- **WRITTEN EXERCISE**
Retype the listing that follows, word for word.

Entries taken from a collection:
— start —
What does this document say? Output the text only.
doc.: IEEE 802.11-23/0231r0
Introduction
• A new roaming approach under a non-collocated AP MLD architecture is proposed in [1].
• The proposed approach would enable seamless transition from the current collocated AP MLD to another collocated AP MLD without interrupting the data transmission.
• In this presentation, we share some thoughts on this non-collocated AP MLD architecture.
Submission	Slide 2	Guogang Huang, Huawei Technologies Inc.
— end —
- **OUTPUT FOR THIS TASK**
What does this document say? Output the text only.
doc.: IEEE 802.11-23/0231r0
Introduction
• A new roaming approach under a non-collocated AP MLD architecture is proposed in [1].
• The proposed approach would enable seamless transition from the current collocated AP MLD to another collocated AP MLD without interrupting the data transmission.
• In this presentation, we share some thoughts on this non-collocated AP MLD architecture.
Submission	Slide 2	Guogang Huang, Huawei Technologies Inc.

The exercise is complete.